Data records:

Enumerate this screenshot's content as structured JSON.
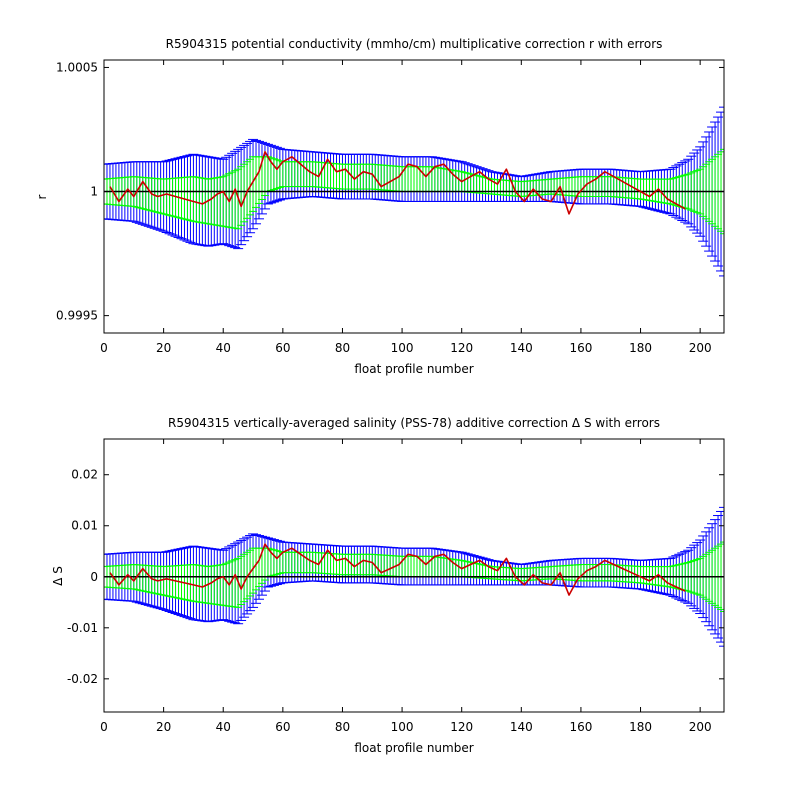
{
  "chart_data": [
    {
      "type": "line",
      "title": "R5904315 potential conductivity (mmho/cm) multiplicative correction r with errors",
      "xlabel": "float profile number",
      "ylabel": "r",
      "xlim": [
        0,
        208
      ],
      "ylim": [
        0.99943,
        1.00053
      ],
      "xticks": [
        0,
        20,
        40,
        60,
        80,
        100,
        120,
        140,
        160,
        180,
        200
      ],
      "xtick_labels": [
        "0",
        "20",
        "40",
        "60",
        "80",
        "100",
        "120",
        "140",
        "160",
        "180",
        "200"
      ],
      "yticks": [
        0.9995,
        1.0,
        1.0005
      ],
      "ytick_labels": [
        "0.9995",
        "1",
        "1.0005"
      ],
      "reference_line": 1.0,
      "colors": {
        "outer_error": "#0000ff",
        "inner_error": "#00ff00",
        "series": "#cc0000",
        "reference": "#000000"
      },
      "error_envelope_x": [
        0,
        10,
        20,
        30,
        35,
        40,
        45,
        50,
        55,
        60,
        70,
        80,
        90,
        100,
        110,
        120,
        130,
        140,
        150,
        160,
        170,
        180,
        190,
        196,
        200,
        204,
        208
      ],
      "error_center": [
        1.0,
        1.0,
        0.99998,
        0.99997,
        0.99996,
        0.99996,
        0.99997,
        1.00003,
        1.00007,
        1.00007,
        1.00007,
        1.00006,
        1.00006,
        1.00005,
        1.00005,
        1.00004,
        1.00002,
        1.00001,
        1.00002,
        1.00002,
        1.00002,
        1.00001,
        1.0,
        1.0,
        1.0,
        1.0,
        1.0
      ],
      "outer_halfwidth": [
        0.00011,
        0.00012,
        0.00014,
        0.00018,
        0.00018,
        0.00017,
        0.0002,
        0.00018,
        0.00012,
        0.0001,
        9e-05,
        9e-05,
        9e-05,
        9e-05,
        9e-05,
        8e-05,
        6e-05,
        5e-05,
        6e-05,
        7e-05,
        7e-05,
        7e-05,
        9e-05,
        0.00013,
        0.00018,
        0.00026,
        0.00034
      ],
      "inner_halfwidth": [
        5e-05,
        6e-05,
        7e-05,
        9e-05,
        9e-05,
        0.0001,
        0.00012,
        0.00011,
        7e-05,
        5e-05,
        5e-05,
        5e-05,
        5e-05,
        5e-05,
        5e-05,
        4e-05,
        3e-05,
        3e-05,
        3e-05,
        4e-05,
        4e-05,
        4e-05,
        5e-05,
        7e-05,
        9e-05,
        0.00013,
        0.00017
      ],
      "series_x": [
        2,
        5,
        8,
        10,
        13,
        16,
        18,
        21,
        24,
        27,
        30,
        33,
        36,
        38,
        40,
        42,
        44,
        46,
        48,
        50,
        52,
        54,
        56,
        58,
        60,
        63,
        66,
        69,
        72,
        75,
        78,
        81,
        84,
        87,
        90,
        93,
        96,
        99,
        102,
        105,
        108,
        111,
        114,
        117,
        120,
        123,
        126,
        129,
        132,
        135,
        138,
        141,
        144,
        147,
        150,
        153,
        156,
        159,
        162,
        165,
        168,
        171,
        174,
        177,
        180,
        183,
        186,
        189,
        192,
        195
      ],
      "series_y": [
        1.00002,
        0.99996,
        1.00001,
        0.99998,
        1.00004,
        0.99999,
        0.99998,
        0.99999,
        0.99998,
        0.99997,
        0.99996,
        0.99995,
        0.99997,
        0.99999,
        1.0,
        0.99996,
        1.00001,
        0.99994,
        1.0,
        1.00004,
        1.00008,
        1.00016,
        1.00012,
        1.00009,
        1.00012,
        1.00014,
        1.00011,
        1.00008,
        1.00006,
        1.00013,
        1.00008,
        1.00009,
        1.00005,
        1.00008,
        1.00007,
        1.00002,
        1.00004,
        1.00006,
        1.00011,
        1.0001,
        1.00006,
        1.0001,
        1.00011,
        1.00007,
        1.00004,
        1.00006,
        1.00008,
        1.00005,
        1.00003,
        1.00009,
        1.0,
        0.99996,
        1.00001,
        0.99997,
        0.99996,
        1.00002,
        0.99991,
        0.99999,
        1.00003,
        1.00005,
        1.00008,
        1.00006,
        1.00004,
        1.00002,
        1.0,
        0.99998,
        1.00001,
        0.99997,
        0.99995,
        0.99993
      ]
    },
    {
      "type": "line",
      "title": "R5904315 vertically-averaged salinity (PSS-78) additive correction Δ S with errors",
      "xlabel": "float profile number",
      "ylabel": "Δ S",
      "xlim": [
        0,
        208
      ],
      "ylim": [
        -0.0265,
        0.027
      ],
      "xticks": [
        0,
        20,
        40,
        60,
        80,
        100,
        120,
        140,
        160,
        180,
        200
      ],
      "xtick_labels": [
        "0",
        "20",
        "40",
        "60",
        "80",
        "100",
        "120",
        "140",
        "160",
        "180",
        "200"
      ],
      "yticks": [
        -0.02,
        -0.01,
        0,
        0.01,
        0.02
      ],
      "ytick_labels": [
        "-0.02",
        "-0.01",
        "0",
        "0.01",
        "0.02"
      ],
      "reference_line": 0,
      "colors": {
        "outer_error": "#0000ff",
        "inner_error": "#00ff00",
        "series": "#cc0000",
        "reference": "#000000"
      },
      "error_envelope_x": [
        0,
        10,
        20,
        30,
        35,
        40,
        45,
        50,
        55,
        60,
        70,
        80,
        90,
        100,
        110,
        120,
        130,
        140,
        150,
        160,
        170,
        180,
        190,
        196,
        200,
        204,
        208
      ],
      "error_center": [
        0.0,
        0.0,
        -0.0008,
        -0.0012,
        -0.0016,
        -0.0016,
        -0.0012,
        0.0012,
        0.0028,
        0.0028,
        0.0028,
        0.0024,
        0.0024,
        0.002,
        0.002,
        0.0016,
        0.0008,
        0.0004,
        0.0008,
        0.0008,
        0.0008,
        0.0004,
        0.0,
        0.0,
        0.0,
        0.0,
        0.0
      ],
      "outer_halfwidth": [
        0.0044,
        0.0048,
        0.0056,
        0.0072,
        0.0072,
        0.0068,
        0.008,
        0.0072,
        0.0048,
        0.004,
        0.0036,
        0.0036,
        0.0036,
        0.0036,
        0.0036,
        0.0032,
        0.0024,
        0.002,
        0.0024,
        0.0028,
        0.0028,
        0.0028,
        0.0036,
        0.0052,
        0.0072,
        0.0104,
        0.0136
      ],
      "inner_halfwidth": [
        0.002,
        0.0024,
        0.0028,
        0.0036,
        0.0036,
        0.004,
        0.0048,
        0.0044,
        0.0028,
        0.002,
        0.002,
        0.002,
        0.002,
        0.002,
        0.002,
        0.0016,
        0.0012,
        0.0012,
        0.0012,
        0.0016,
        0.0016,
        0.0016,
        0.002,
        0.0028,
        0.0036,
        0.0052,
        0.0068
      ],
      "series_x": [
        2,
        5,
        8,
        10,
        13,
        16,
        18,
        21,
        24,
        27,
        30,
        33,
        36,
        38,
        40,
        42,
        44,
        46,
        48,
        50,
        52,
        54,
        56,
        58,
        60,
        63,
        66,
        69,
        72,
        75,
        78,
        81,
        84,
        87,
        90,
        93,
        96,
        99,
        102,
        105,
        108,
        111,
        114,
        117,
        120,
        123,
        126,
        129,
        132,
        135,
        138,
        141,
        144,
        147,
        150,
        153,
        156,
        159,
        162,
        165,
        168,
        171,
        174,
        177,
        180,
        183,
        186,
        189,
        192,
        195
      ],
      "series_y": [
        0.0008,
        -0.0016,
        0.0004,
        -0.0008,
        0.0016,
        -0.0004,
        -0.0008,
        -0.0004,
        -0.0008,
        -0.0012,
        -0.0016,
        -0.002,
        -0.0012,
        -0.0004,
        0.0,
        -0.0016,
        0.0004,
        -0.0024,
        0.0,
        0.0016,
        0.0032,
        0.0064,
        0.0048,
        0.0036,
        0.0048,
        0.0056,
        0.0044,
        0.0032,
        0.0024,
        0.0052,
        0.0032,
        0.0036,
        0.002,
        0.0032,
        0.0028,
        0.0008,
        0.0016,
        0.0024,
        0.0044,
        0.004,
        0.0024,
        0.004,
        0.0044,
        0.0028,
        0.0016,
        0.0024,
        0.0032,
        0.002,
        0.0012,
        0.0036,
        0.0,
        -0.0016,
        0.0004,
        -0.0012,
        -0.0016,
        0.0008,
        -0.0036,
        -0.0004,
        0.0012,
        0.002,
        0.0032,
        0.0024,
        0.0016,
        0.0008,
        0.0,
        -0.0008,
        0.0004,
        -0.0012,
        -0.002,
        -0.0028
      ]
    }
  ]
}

What is being asked:
From the records, copy every line that has the string "with" in it.

Solution:
      "title": "R5904315 potential conductivity (mmho/cm) multiplicative correction r with errors",
      "title": "R5904315 vertically-averaged salinity (PSS-78) additive correction Δ S with errors",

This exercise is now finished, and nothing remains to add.